[Stored data]
— Start —
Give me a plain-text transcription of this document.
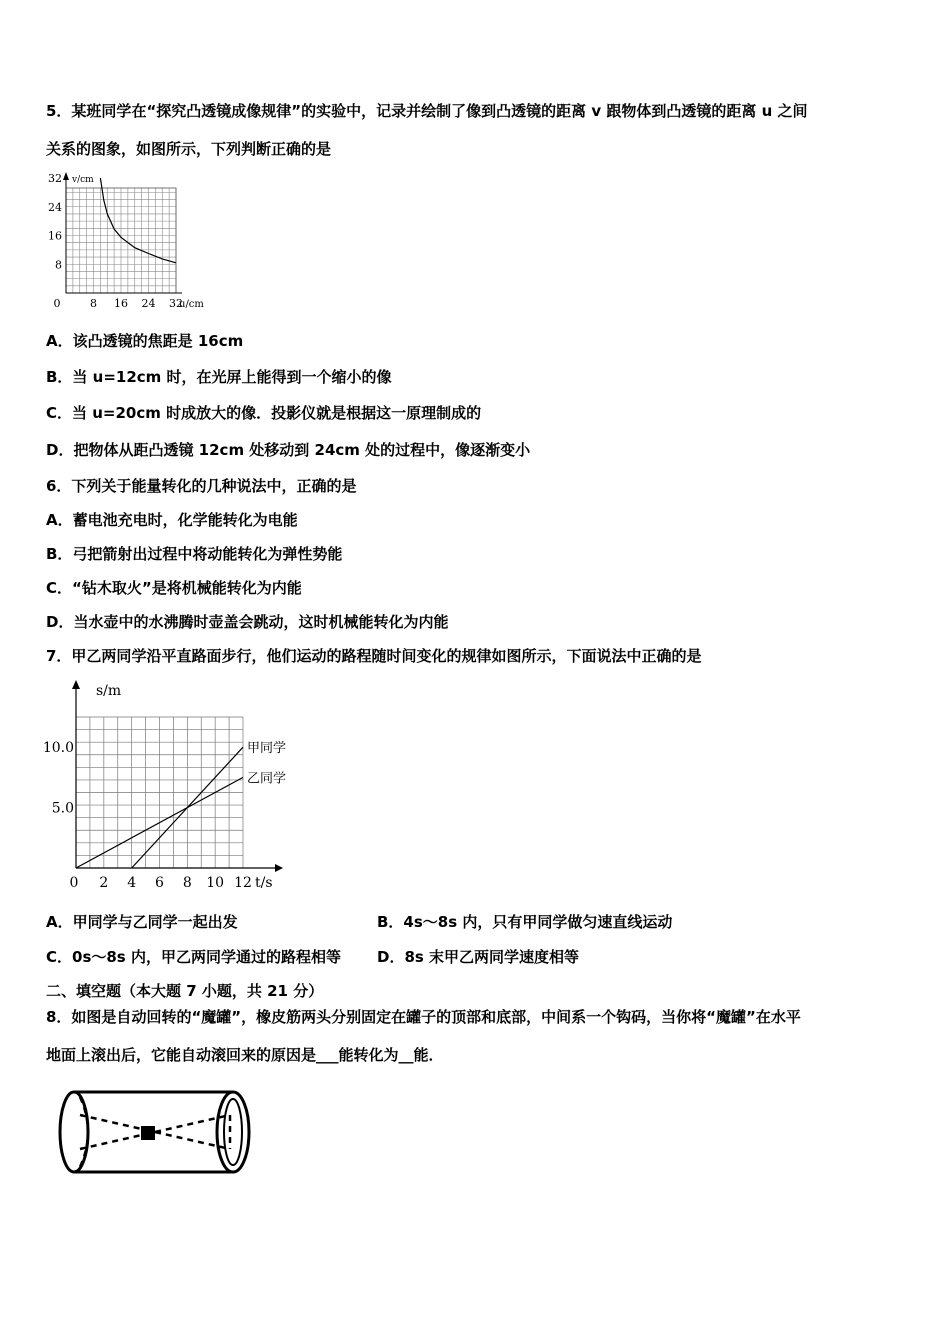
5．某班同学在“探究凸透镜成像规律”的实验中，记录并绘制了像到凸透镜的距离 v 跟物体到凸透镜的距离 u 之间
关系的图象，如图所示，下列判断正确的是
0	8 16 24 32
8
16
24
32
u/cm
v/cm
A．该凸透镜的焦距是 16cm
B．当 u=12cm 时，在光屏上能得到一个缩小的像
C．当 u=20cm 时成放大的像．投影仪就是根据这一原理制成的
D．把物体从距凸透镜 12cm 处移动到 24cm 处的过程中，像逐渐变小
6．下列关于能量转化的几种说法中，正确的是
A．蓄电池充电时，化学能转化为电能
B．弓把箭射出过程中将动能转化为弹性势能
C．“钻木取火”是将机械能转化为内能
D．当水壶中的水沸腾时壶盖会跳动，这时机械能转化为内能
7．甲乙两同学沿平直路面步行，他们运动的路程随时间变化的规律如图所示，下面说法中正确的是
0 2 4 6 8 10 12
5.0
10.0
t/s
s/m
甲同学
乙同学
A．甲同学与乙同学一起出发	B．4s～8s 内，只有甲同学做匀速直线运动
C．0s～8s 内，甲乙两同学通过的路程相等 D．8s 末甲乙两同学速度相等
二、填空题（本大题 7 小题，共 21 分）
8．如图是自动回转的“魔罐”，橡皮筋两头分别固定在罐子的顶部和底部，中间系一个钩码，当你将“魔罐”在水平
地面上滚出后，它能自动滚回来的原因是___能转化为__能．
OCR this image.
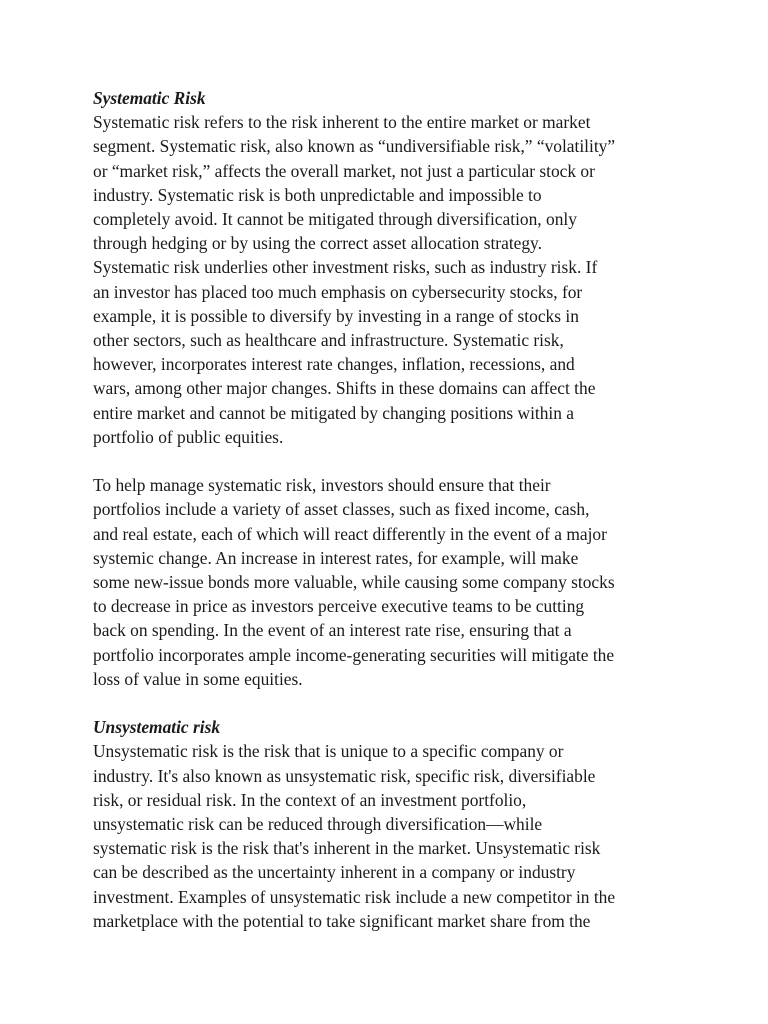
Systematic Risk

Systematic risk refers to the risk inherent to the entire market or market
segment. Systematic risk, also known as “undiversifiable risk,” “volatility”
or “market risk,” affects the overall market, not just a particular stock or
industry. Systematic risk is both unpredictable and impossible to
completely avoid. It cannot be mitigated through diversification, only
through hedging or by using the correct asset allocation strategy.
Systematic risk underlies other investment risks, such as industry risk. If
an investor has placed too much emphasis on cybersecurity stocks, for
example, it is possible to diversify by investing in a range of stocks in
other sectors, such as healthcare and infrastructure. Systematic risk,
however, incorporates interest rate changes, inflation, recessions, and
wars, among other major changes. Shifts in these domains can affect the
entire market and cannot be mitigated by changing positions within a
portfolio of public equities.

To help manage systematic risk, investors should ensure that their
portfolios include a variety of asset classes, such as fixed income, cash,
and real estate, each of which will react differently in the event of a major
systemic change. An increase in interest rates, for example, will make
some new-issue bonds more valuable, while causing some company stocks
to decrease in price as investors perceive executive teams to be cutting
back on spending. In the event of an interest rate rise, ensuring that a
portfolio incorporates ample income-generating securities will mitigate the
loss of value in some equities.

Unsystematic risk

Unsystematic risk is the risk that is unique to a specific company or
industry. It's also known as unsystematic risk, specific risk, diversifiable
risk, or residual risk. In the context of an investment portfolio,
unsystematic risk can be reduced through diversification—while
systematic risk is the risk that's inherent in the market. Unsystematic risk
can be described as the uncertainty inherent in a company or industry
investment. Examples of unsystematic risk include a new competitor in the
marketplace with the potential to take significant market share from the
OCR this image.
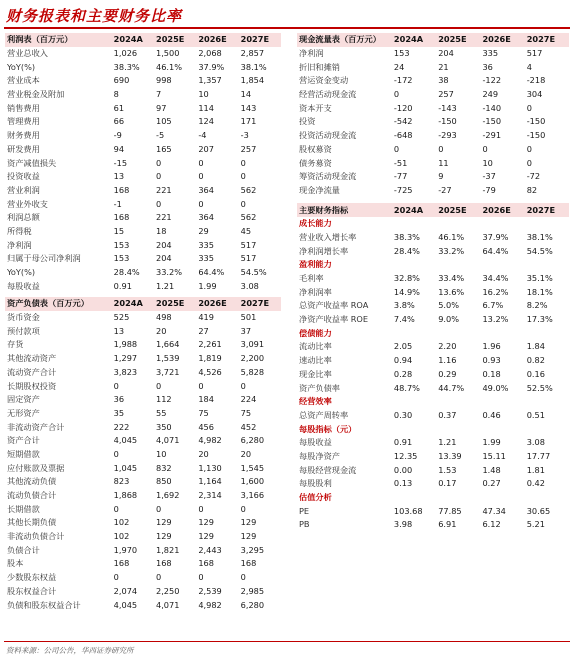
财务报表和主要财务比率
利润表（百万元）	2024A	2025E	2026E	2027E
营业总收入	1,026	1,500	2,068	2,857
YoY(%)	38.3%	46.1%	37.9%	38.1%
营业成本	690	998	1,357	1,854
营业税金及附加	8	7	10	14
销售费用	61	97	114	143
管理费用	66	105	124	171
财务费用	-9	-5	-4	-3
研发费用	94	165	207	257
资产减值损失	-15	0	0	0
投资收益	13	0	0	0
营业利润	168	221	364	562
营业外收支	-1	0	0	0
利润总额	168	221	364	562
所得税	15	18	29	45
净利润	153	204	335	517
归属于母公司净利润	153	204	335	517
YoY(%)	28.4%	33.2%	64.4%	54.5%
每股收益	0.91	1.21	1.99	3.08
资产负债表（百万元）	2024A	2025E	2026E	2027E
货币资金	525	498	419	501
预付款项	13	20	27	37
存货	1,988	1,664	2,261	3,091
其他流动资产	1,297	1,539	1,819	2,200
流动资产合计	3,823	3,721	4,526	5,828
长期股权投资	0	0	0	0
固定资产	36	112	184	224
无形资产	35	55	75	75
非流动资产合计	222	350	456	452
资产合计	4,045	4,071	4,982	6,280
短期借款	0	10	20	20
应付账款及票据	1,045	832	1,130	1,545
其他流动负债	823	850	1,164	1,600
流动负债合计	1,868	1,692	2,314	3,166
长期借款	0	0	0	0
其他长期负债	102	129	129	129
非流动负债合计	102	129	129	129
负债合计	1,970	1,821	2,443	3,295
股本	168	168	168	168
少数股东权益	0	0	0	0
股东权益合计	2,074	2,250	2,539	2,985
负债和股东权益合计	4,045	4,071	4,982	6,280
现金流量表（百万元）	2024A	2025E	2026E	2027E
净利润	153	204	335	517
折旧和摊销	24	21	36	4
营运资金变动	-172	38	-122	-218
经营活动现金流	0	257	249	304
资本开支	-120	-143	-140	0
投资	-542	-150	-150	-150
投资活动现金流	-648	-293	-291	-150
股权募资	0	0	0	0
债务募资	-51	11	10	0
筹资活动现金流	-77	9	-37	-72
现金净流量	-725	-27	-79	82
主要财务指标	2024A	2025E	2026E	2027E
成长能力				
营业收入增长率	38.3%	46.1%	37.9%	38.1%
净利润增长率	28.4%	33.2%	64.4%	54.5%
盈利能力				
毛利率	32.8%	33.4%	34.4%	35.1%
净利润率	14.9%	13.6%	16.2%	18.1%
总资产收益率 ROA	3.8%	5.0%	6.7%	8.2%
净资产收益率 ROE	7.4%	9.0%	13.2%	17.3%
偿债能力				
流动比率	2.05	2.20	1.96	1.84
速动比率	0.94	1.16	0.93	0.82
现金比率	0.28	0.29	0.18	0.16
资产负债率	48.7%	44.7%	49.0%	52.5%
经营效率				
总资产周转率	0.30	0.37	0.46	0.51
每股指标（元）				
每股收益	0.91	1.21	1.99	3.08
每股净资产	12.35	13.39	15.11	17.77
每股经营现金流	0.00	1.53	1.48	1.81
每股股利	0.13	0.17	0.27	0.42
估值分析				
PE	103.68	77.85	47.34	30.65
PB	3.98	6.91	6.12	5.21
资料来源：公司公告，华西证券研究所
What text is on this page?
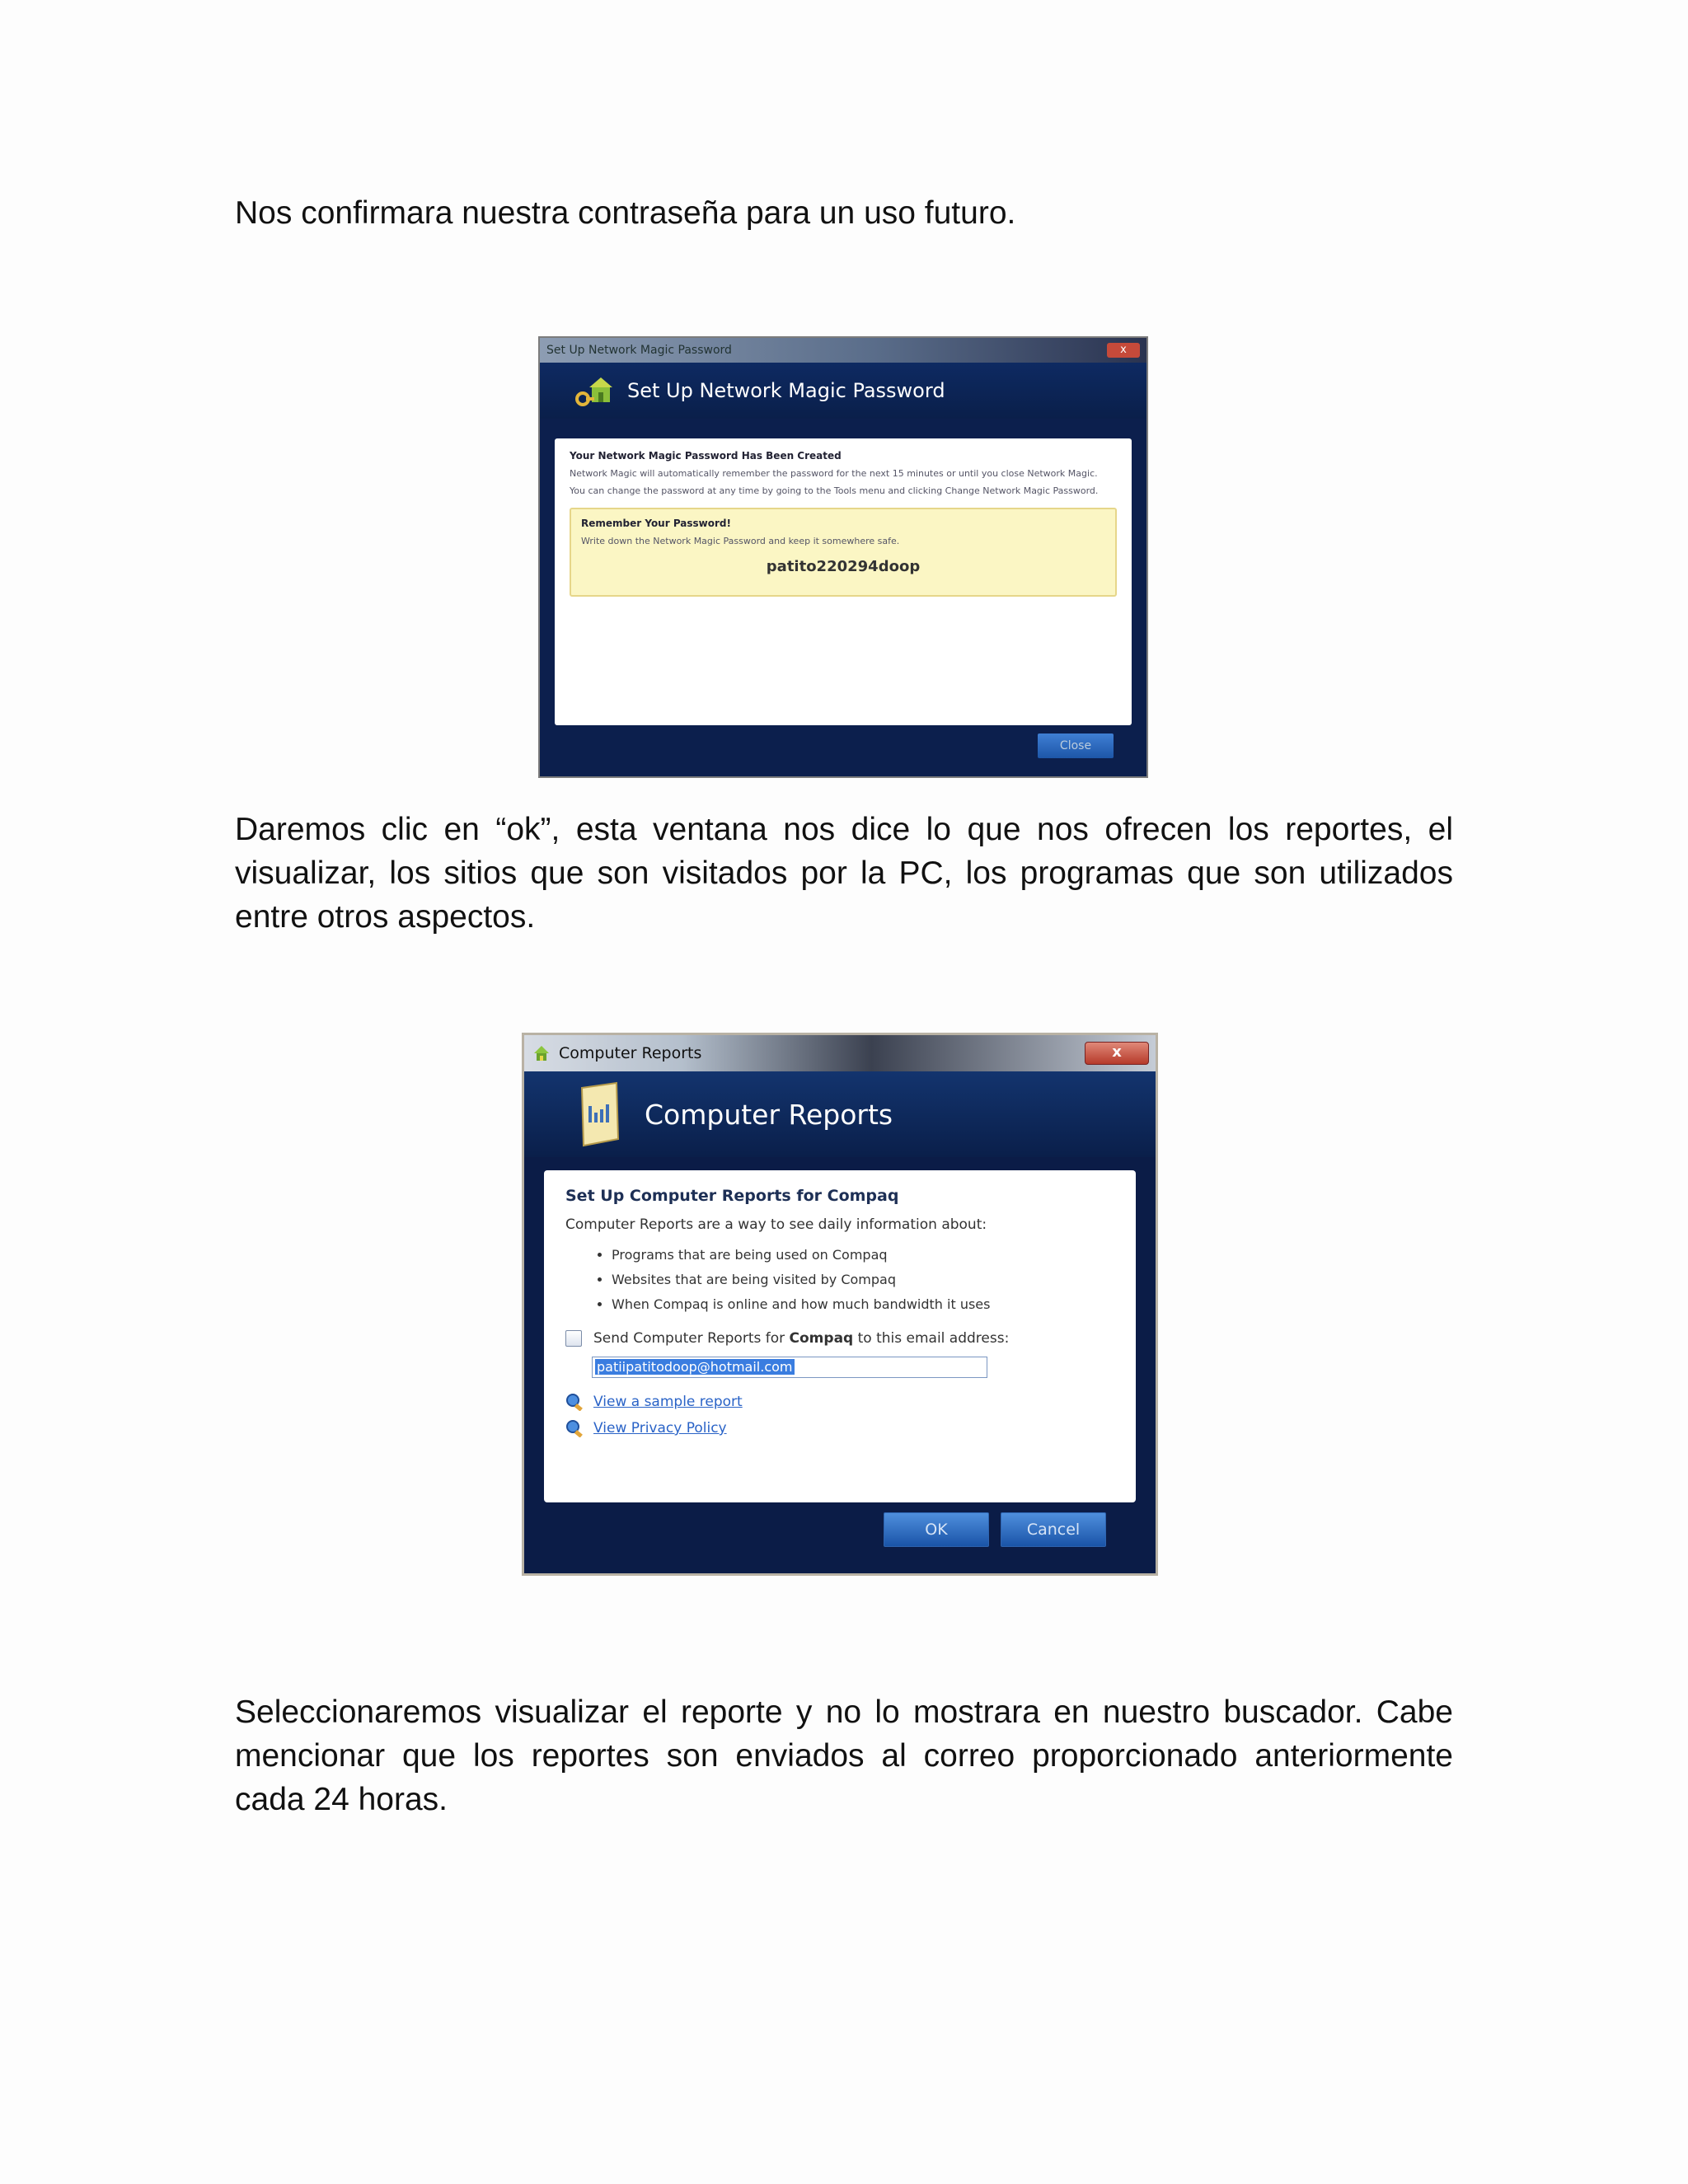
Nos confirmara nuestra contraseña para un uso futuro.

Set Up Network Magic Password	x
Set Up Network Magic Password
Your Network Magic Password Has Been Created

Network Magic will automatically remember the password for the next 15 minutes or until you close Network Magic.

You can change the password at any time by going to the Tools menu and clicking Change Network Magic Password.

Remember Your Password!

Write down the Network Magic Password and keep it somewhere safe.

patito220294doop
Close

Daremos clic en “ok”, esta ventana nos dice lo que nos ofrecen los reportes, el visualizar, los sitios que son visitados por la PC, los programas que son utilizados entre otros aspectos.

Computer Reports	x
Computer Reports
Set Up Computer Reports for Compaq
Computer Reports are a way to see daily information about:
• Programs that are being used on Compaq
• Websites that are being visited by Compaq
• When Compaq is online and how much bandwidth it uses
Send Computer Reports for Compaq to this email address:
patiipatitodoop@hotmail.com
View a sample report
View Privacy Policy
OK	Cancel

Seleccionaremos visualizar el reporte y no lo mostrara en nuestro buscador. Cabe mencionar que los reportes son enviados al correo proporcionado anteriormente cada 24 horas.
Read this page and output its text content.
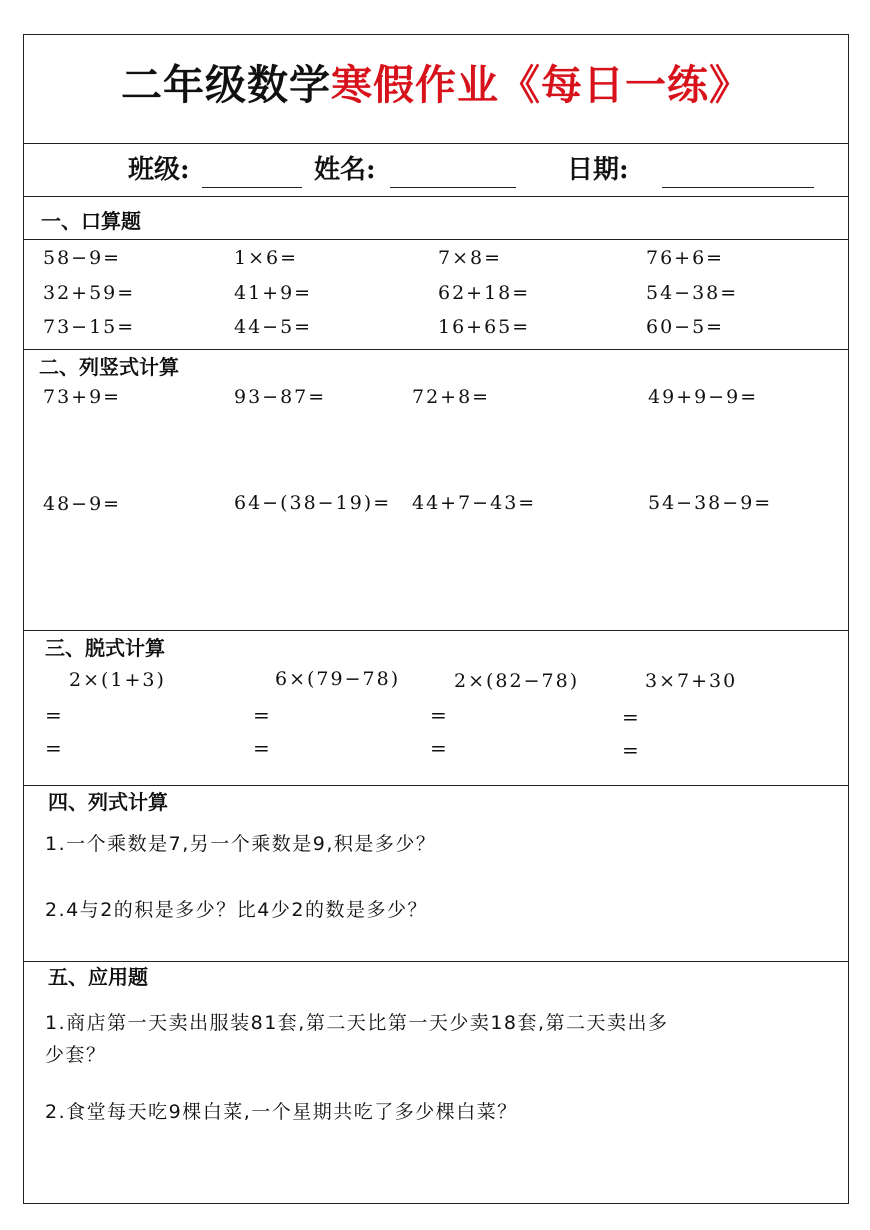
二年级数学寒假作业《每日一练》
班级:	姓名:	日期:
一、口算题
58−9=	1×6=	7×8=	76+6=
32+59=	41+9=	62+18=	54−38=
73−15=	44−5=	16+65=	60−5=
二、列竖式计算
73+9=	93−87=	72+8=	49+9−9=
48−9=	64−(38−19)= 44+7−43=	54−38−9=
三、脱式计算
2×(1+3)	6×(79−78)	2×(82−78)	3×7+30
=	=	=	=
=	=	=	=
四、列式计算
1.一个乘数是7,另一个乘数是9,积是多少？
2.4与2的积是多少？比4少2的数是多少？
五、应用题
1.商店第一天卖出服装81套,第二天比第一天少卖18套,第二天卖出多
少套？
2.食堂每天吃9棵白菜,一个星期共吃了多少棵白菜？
— End —
What is required. Reproduce the lines above, exactly and exclusively, from the line containing "Read this page and output its text content." down to the last line, both included; pictures are not part of the copy.

Full output.
Read this page and output its text content.
二年级数学寒假作业《每日一练》
班级:	姓名:	日期:
一、口算题
58−9=	1×6=	7×8=	76+6=
32+59=	41+9=	62+18=	54−38=
73−15=	44−5=	16+65=	60−5=
二、列竖式计算
73+9=	93−87=	72+8=	49+9−9=
48−9=	64−(38−19)= 44+7−43=	54−38−9=
三、脱式计算
2×(1+3)	6×(79−78)	2×(82−78)	3×7+30
=	=	=	=
=	=	=	=
四、列式计算
1.一个乘数是7,另一个乘数是9,积是多少？
2.4与2的积是多少？比4少2的数是多少？
五、应用题
1.商店第一天卖出服装81套,第二天比第一天少卖18套,第二天卖出多
少套？
2.食堂每天吃9棵白菜,一个星期共吃了多少棵白菜？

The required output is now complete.